* start *

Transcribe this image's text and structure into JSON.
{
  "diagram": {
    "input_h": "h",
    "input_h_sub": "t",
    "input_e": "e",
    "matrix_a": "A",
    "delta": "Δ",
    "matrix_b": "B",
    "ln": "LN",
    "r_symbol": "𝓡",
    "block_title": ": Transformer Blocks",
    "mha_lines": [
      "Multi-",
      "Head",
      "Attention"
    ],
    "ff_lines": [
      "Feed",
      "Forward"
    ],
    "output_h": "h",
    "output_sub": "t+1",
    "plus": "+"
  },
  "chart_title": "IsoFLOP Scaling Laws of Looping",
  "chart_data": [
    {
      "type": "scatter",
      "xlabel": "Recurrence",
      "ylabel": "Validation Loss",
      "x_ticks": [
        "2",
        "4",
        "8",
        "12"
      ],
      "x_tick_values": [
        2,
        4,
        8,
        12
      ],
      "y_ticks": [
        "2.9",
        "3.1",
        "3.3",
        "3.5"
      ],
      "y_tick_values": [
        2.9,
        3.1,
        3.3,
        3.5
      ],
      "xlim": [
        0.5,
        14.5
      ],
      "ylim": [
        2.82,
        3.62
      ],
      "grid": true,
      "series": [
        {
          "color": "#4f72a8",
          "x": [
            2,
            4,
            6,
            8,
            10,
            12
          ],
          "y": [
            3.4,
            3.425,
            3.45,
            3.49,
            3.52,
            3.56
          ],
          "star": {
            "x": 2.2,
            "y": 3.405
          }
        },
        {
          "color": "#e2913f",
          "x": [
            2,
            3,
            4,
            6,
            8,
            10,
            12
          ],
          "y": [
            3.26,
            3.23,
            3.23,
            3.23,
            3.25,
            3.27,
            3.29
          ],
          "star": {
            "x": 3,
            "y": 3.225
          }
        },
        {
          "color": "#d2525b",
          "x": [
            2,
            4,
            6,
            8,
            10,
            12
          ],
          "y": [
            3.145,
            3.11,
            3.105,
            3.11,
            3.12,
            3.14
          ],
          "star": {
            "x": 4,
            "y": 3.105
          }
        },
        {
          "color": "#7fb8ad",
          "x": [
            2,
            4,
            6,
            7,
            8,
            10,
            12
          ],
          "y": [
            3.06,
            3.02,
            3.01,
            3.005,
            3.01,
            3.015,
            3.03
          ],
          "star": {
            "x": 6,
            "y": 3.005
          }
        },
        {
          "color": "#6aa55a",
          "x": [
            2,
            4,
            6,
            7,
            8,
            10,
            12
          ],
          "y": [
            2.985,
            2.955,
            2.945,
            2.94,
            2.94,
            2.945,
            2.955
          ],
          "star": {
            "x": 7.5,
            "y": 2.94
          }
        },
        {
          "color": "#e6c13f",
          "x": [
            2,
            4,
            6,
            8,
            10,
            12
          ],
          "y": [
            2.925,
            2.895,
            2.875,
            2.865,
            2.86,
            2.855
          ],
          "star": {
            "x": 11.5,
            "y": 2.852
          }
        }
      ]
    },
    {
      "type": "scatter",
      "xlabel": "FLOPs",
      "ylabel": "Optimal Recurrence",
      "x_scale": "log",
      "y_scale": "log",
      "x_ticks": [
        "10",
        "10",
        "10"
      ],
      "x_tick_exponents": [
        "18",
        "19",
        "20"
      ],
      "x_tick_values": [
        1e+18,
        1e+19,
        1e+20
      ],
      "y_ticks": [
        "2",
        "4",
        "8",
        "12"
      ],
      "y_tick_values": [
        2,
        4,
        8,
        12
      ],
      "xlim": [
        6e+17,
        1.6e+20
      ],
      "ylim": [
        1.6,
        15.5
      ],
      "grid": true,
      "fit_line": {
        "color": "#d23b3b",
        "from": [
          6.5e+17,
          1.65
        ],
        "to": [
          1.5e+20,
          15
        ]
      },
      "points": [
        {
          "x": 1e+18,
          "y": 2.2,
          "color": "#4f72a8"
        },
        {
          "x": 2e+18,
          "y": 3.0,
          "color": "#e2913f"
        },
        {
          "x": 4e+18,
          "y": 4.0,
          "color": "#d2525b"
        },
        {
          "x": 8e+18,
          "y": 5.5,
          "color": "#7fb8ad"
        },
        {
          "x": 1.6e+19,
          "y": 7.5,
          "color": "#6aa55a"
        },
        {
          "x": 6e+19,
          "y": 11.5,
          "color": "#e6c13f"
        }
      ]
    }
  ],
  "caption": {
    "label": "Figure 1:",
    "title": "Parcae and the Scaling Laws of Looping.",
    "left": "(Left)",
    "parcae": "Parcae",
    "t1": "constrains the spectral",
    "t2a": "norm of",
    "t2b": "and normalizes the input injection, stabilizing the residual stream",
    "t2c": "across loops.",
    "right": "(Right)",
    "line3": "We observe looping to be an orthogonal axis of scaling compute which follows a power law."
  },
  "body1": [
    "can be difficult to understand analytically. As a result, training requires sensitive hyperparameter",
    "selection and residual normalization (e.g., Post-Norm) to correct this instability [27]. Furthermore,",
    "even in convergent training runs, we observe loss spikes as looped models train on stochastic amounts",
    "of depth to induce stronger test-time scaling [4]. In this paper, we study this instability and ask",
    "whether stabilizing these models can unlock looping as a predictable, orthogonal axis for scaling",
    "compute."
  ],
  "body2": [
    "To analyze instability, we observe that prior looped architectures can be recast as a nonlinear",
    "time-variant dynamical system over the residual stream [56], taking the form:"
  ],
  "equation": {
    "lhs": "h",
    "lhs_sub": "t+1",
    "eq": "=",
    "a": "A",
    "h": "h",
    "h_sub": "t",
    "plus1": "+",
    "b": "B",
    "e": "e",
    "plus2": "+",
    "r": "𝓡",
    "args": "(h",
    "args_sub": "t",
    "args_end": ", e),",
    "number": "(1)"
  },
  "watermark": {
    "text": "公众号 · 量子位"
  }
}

* end *

Given exercise: Retype each record exactly, leaving nothing out.

Response below:
Transcribe this image's text and structure into JSON.
{
  "diagram": {
    "input_h": "h",
    "input_h_sub": "t",
    "input_e": "e",
    "matrix_a": "A",
    "delta": "Δ",
    "matrix_b": "B",
    "ln": "LN",
    "r_symbol": "𝓡",
    "block_title": ": Transformer Blocks",
    "mha_lines": [
      "Multi-",
      "Head",
      "Attention"
    ],
    "ff_lines": [
      "Feed",
      "Forward"
    ],
    "output_h": "h",
    "output_sub": "t+1",
    "plus": "+"
  },
  "chart_title": "IsoFLOP Scaling Laws of Looping",
  "chart_data": [
    {
      "type": "scatter",
      "xlabel": "Recurrence",
      "ylabel": "Validation Loss",
      "x_ticks": [
        "2",
        "4",
        "8",
        "12"
      ],
      "x_tick_values": [
        2,
        4,
        8,
        12
      ],
      "y_ticks": [
        "2.9",
        "3.1",
        "3.3",
        "3.5"
      ],
      "y_tick_values": [
        2.9,
        3.1,
        3.3,
        3.5
      ],
      "xlim": [
        0.5,
        14.5
      ],
      "ylim": [
        2.82,
        3.62
      ],
      "grid": true,
      "series": [
        {
          "color": "#4f72a8",
          "x": [
            2,
            4,
            6,
            8,
            10,
            12
          ],
          "y": [
            3.4,
            3.425,
            3.45,
            3.49,
            3.52,
            3.56
          ],
          "star": {
            "x": 2.2,
            "y": 3.405
          }
        },
        {
          "color": "#e2913f",
          "x": [
            2,
            3,
            4,
            6,
            8,
            10,
            12
          ],
          "y": [
            3.26,
            3.23,
            3.23,
            3.23,
            3.25,
            3.27,
            3.29
          ],
          "star": {
            "x": 3,
            "y": 3.225
          }
        },
        {
          "color": "#d2525b",
          "x": [
            2,
            4,
            6,
            8,
            10,
            12
          ],
          "y": [
            3.145,
            3.11,
            3.105,
            3.11,
            3.12,
            3.14
          ],
          "star": {
            "x": 4,
            "y": 3.105
          }
        },
        {
          "color": "#7fb8ad",
          "x": [
            2,
            4,
            6,
            7,
            8,
            10,
            12
          ],
          "y": [
            3.06,
            3.02,
            3.01,
            3.005,
            3.01,
            3.015,
            3.03
          ],
          "star": {
            "x": 6,
            "y": 3.005
          }
        },
        {
          "color": "#6aa55a",
          "x": [
            2,
            4,
            6,
            7,
            8,
            10,
            12
          ],
          "y": [
            2.985,
            2.955,
            2.945,
            2.94,
            2.94,
            2.945,
            2.955
          ],
          "star": {
            "x": 7.5,
            "y": 2.94
          }
        },
        {
          "color": "#e6c13f",
          "x": [
            2,
            4,
            6,
            8,
            10,
            12
          ],
          "y": [
            2.925,
            2.895,
            2.875,
            2.865,
            2.86,
            2.855
          ],
          "star": {
            "x": 11.5,
            "y": 2.852
          }
        }
      ]
    },
    {
      "type": "scatter",
      "xlabel": "FLOPs",
      "ylabel": "Optimal Recurrence",
      "x_scale": "log",
      "y_scale": "log",
      "x_ticks": [
        "10",
        "10",
        "10"
      ],
      "x_tick_exponents": [
        "18",
        "19",
        "20"
      ],
      "x_tick_values": [
        1e+18,
        1e+19,
        1e+20
      ],
      "y_ticks": [
        "2",
        "4",
        "8",
        "12"
      ],
      "y_tick_values": [
        2,
        4,
        8,
        12
      ],
      "xlim": [
        6e+17,
        1.6e+20
      ],
      "ylim": [
        1.6,
        15.5
      ],
      "grid": true,
      "fit_line": {
        "color": "#d23b3b",
        "from": [
          6.5e+17,
          1.65
        ],
        "to": [
          1.5e+20,
          15
        ]
      },
      "points": [
        {
          "x": 1e+18,
          "y": 2.2,
          "color": "#4f72a8"
        },
        {
          "x": 2e+18,
          "y": 3.0,
          "color": "#e2913f"
        },
        {
          "x": 4e+18,
          "y": 4.0,
          "color": "#d2525b"
        },
        {
          "x": 8e+18,
          "y": 5.5,
          "color": "#7fb8ad"
        },
        {
          "x": 1.6e+19,
          "y": 7.5,
          "color": "#6aa55a"
        },
        {
          "x": 6e+19,
          "y": 11.5,
          "color": "#e6c13f"
        }
      ]
    }
  ],
  "caption": {
    "label": "Figure 1:",
    "title": "Parcae and the Scaling Laws of Looping.",
    "left": "(Left)",
    "parcae": "Parcae",
    "t1": "constrains the spectral",
    "t2a": "norm of",
    "t2b": "and normalizes the input injection, stabilizing the residual stream",
    "t2c": "across loops.",
    "right": "(Right)",
    "line3": "We observe looping to be an orthogonal axis of scaling compute which follows a power law."
  },
  "body1": [
    "can be difficult to understand analytically. As a result, training requires sensitive hyperparameter",
    "selection and residual normalization (e.g., Post-Norm) to correct this instability [27]. Furthermore,",
    "even in convergent training runs, we observe loss spikes as looped models train on stochastic amounts",
    "of depth to induce stronger test-time scaling [4]. In this paper, we study this instability and ask",
    "whether stabilizing these models can unlock looping as a predictable, orthogonal axis for scaling",
    "compute."
  ],
  "body2": [
    "To analyze instability, we observe that prior looped architectures can be recast as a nonlinear",
    "time-variant dynamical system over the residual stream [56], taking the form:"
  ],
  "equation": {
    "lhs": "h",
    "lhs_sub": "t+1",
    "eq": "=",
    "a": "A",
    "h": "h",
    "h_sub": "t",
    "plus1": "+",
    "b": "B",
    "e": "e",
    "plus2": "+",
    "r": "𝓡",
    "args": "(h",
    "args_sub": "t",
    "args_end": ", e),",
    "number": "(1)"
  },
  "watermark": {
    "text": "公众号 · 量子位"
  }
}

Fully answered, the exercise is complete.